======== Data to process
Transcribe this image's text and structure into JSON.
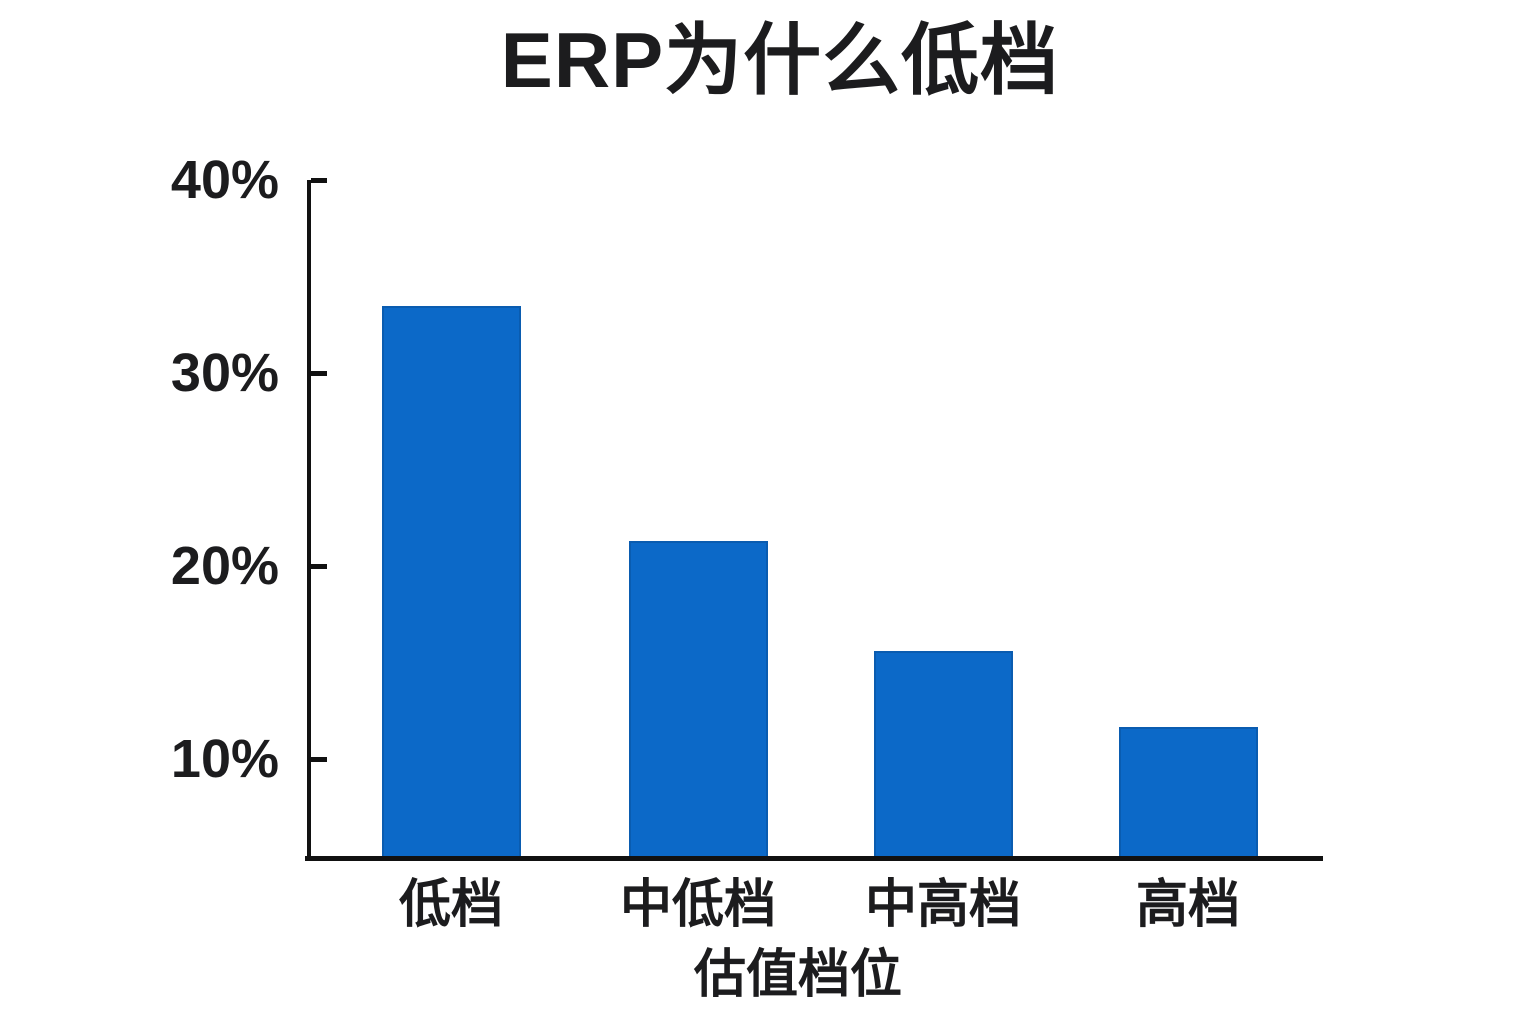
{
  "chart_data": {
    "type": "bar",
    "title": "ERP为什么低档",
    "xlabel": "估值档位",
    "ylabel": "",
    "categories": [
      "低档",
      "中低档",
      "中高档",
      "高档"
    ],
    "values": [
      33.5,
      21.3,
      15.6,
      11.7
    ],
    "unit": "%",
    "ylim": [
      5,
      40
    ],
    "yticks": [
      {
        "value": 40,
        "label": "40%"
      },
      {
        "value": 30,
        "label": "30%"
      },
      {
        "value": 20,
        "label": "20%"
      },
      {
        "value": 10,
        "label": "10%"
      }
    ],
    "grid": false,
    "legend": false,
    "bar_color": "#0c69c8",
    "axis_color": "#111111",
    "text_color": "#1c1c1e"
  }
}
================
**Task**
What you return should match the records above word for word, minus the pictures.

**The response**
Transcribe this image's text and structure into JSON.
{
  "chart_data": {
    "type": "bar",
    "title": "ERP为什么低档",
    "xlabel": "估值档位",
    "ylabel": "",
    "categories": [
      "低档",
      "中低档",
      "中高档",
      "高档"
    ],
    "values": [
      33.5,
      21.3,
      15.6,
      11.7
    ],
    "unit": "%",
    "ylim": [
      5,
      40
    ],
    "yticks": [
      {
        "value": 40,
        "label": "40%"
      },
      {
        "value": 30,
        "label": "30%"
      },
      {
        "value": 20,
        "label": "20%"
      },
      {
        "value": 10,
        "label": "10%"
      }
    ],
    "grid": false,
    "legend": false,
    "bar_color": "#0c69c8",
    "axis_color": "#111111",
    "text_color": "#1c1c1e"
  }
}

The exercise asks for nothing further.